Look for the string "title" and copy every line that has it.
- - -
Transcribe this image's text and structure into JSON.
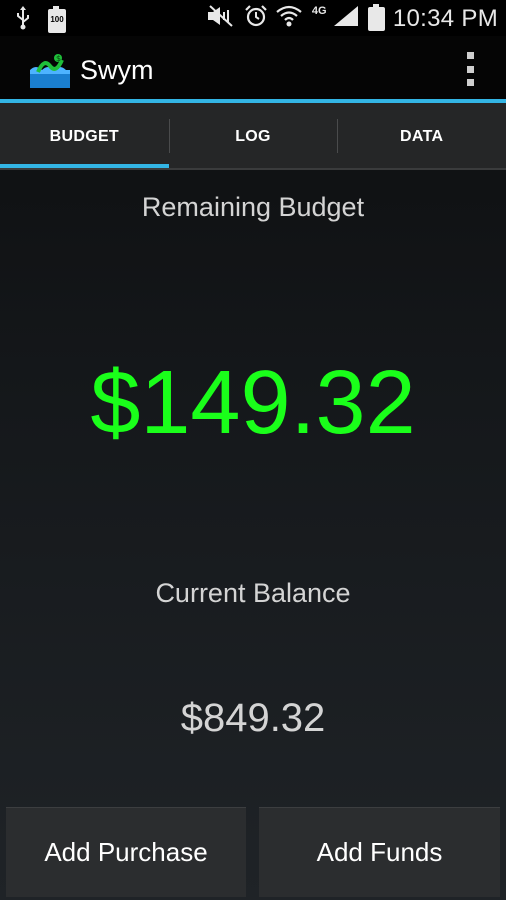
{
  "status_bar": {
    "time": "10:34 PM",
    "battery_level": "100",
    "network": "4G",
    "icons": [
      "usb-icon",
      "battery-icon",
      "mute-icon",
      "alarm-icon",
      "wifi-icon",
      "signal-icon"
    ]
  },
  "app": {
    "title": "Swym",
    "logo_icon": "swym-logo-icon",
    "overflow_icon": "overflow-menu-icon"
  },
  "tabs": [
    {
      "label": "BUDGET",
      "active": true
    },
    {
      "label": "LOG",
      "active": false
    },
    {
      "label": "DATA",
      "active": false
    }
  ],
  "budget": {
    "remaining_label": "Remaining Budget",
    "remaining_value": "$149.32",
    "balance_label": "Current Balance",
    "balance_value": "$849.32"
  },
  "actions": {
    "add_purchase": "Add Purchase",
    "add_funds": "Add Funds"
  },
  "colors": {
    "accent": "#33b5e5",
    "remaining_value": "#1aff1a",
    "text": "#d4d4d4"
  }
}
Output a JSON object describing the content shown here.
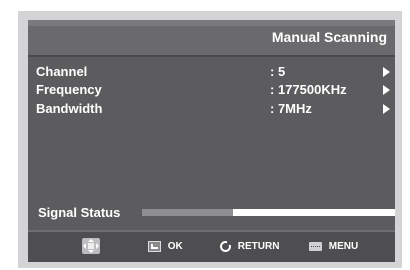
{
  "header": {
    "title": "Manual Scanning"
  },
  "rows": [
    {
      "label": "Channel",
      "value": ": 5"
    },
    {
      "label": "Frequency",
      "value": ": 177500KHz"
    },
    {
      "label": "Bandwidth",
      "value": ": 7MHz"
    }
  ],
  "signal": {
    "label": "Signal Status",
    "level": 0.36
  },
  "footer": {
    "move_icon": "move-arrows-icon",
    "ok": {
      "icon": "ok-icon",
      "label": "OK"
    },
    "return": {
      "icon": "return-icon",
      "label": "RETURN"
    },
    "menu": {
      "icon": "menu-icon",
      "label": "MENU"
    }
  },
  "colors": {
    "panel": "#5c5c5e",
    "header": "#6a6a6c",
    "footer": "#4e4e50",
    "bar_fill": "#8e8e90",
    "bar_track": "#ffffff"
  }
}
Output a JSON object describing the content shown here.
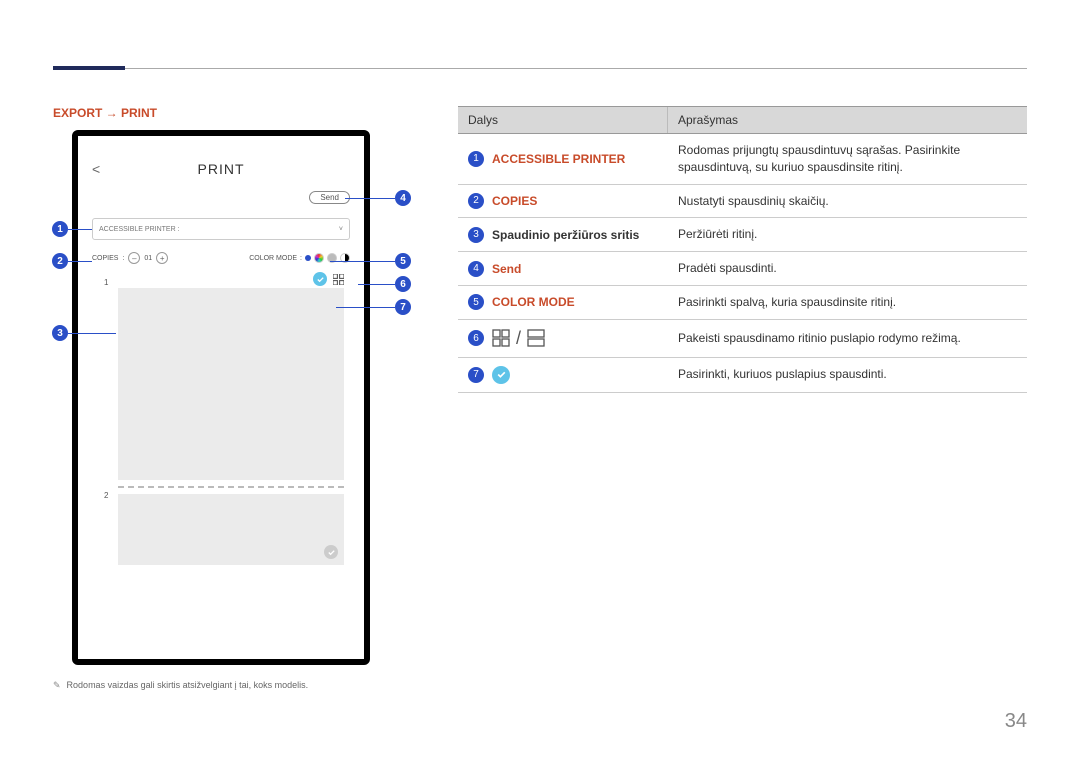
{
  "breadcrumb": "EXPORT → PRINT",
  "device": {
    "title": "PRINT",
    "send_label": "Send",
    "printer_label": "ACCESSIBLE PRINTER :",
    "copies_label": "COPIES",
    "copies_value": "01",
    "colormode_label": "COLOR MODE",
    "page1_num": "1",
    "page2_num": "2"
  },
  "callouts": [
    "1",
    "2",
    "3",
    "4",
    "5",
    "6",
    "7"
  ],
  "table": {
    "head1": "Dalys",
    "head2": "Aprašymas",
    "rows": [
      {
        "num": "1",
        "label": "ACCESSIBLE PRINTER",
        "red": true,
        "desc": "Rodomas prijungtų spausdintuvų sąrašas. Pasirinkite spausdintuvą, su kuriuo spausdinsite ritinį."
      },
      {
        "num": "2",
        "label": "COPIES",
        "red": true,
        "desc": "Nustatyti spausdinių skaičių."
      },
      {
        "num": "3",
        "label": "Spaudinio peržiūros sritis",
        "red": false,
        "desc": "Peržiūrėti ritinį."
      },
      {
        "num": "4",
        "label": "Send",
        "red": true,
        "desc": "Pradėti spausdinti."
      },
      {
        "num": "5",
        "label": "COLOR MODE",
        "red": true,
        "desc": "Pasirinkti spalvą, kuria spausdinsite ritinį."
      },
      {
        "num": "6",
        "label": "_layout_icons_",
        "red": false,
        "desc": "Pakeisti spausdinamo ritinio puslapio rodymo režimą."
      },
      {
        "num": "7",
        "label": "_check_icon_",
        "red": false,
        "desc": "Pasirinkti, kuriuos puslapius spausdinti."
      }
    ]
  },
  "footnote": "Rodomas vaizdas gali skirtis atsižvelgiant į tai, koks modelis.",
  "page_number": "34"
}
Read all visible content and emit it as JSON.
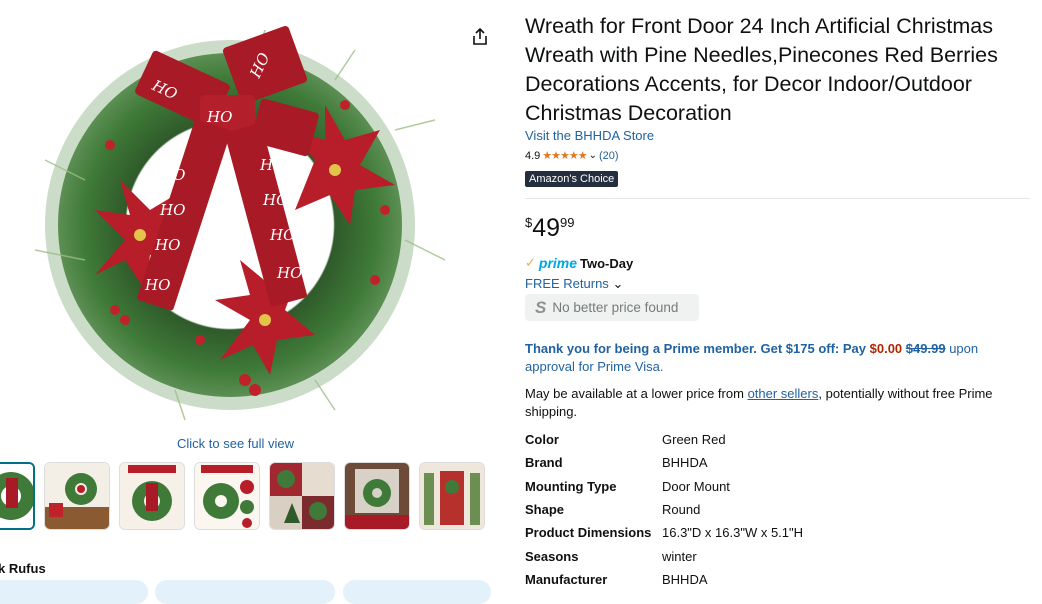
{
  "product": {
    "title": "Wreath for Front Door 24 Inch Artificial Christmas Wreath with Pine Needles,Pinecones Red Berries Decorations Accents, for Decor Indoor/Outdoor Christmas Decoration",
    "store_link": "Visit the BHHDA Store",
    "rating": "4.9",
    "stars_icon": "★★★★★",
    "review_count": "(20)",
    "badge": "Amazon's Choice"
  },
  "price": {
    "symbol": "$",
    "whole": "49",
    "fraction": "99"
  },
  "delivery": {
    "prime_word": "prime",
    "prime_speed": "Two-Day",
    "returns": "FREE Returns",
    "no_better_icon": "S",
    "no_better": "No better price found"
  },
  "prime_offer": {
    "intro": "Thank you for being a Prime member. Get $175 off: Pay",
    "pay": "$0.00",
    "was": "$49.99",
    "tail": "upon approval for Prime Visa."
  },
  "other_sellers": {
    "prefix": "May be available at a lower price from",
    "link": "other sellers",
    "suffix": ", potentially without free Prime shipping."
  },
  "specs": [
    {
      "label": "Color",
      "value": "Green Red"
    },
    {
      "label": "Brand",
      "value": "BHHDA"
    },
    {
      "label": "Mounting Type",
      "value": "Door Mount"
    },
    {
      "label": "Shape",
      "value": "Round"
    },
    {
      "label": "Product Dimensions",
      "value": "16.3\"D x 16.3\"W x 5.1\"H"
    },
    {
      "label": "Seasons",
      "value": "winter"
    },
    {
      "label": "Manufacturer",
      "value": "BHHDA"
    }
  ],
  "gallery": {
    "see_full": "Click to see full view",
    "thumb_count": 7
  },
  "rufus": {
    "label": "k Rufus"
  },
  "colors": {
    "link": "#2162a1",
    "price_red": "#b12704",
    "badge_bg": "#232f3e",
    "star": "#de7921",
    "prime_blue": "#00a8e1"
  }
}
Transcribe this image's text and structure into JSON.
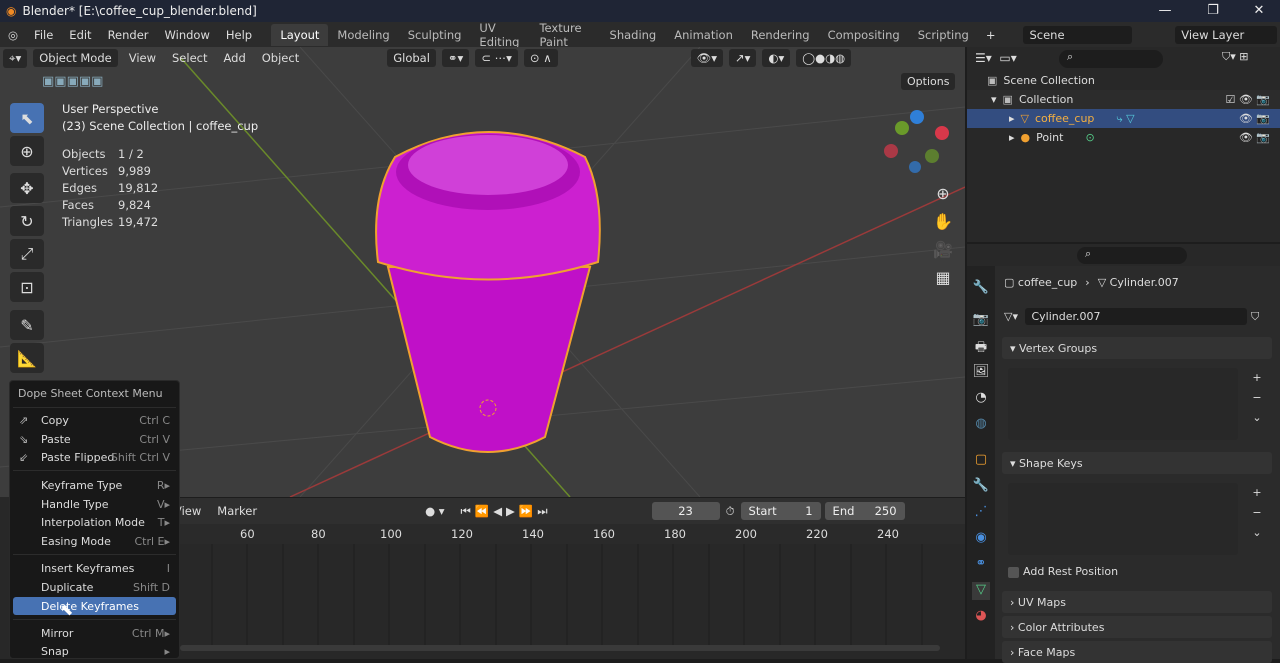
{
  "window": {
    "title": "Blender* [E:\\coffee_cup_blender.blend]",
    "controls": [
      "—",
      "❐",
      "✕"
    ]
  },
  "menubar": {
    "items": [
      "File",
      "Edit",
      "Render",
      "Window",
      "Help"
    ],
    "tabs": [
      "Layout",
      "Modeling",
      "Sculpting",
      "UV Editing",
      "Texture Paint",
      "Shading",
      "Animation",
      "Rendering",
      "Compositing",
      "Scripting"
    ],
    "active_tab": "Layout",
    "scene": "Scene",
    "view_layer": "View Layer"
  },
  "viewport": {
    "mode": "Object Mode",
    "menus": [
      "View",
      "Select",
      "Add",
      "Object"
    ],
    "orientation": "Global",
    "options": "Options",
    "perspective": "User Perspective",
    "context": "(23) Scene Collection | coffee_cup",
    "stats": [
      {
        "label": "Objects",
        "value": "1 / 2"
      },
      {
        "label": "Vertices",
        "value": "9,989"
      },
      {
        "label": "Edges",
        "value": "19,812"
      },
      {
        "label": "Faces",
        "value": "9,824"
      },
      {
        "label": "Triangles",
        "value": "19,472"
      }
    ],
    "colors": {
      "object": "#c415c8",
      "outline": "#f0a030"
    }
  },
  "timeline": {
    "menus": [
      "View",
      "Marker"
    ],
    "current_frame": "23",
    "start_label": "Start",
    "start": "1",
    "end_label": "End",
    "end": "250",
    "ticks": [
      "60",
      "80",
      "100",
      "120",
      "140",
      "160",
      "180",
      "200",
      "220",
      "240"
    ]
  },
  "context_menu": {
    "title": "Dope Sheet Context Menu",
    "items": [
      {
        "label": "Copy",
        "shortcut": "Ctrl C",
        "icon": "⇗"
      },
      {
        "label": "Paste",
        "shortcut": "Ctrl V",
        "icon": "⇘"
      },
      {
        "label": "Paste Flipped",
        "shortcut": "Shift Ctrl V",
        "icon": "⇙"
      },
      {
        "label": "Keyframe Type",
        "shortcut": "R▸"
      },
      {
        "label": "Handle Type",
        "shortcut": "V▸"
      },
      {
        "label": "Interpolation Mode",
        "shortcut": "T▸"
      },
      {
        "label": "Easing Mode",
        "shortcut": "Ctrl E▸"
      },
      {
        "label": "Insert Keyframes",
        "shortcut": "I"
      },
      {
        "label": "Duplicate",
        "shortcut": "Shift D"
      },
      {
        "label": "Delete Keyframes",
        "shortcut": ""
      },
      {
        "label": "Mirror",
        "shortcut": "Ctrl M▸"
      },
      {
        "label": "Snap",
        "shortcut": "▸"
      }
    ],
    "highlighted": "Delete Keyframes"
  },
  "outliner": {
    "rows": [
      "Scene Collection",
      "Collection",
      "coffee_cup",
      "Point"
    ]
  },
  "properties": {
    "object": "coffee_cup",
    "mesh": "Cylinder.007",
    "data_name": "Cylinder.007",
    "panels": [
      "Vertex Groups",
      "Shape Keys",
      "Add Rest Position",
      "UV Maps",
      "Color Attributes",
      "Face Maps"
    ]
  }
}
- - -
> [Response to the exercise]
    "title": "Swym",
    "title": "Manual Scanning"
    "title": "PRINT",
    "title": "Wreath for Front Door 24 Inch Artificial Christmas Wreath with Pine Needles,Pinecones Red Berries Decorations Accents, for Decor Indoor/Outdoor Christmas Decoration",
    "title": "Blender* [E:\\coffee_cup_blender.blend]",
    "title": "Dope Sheet Context Menu",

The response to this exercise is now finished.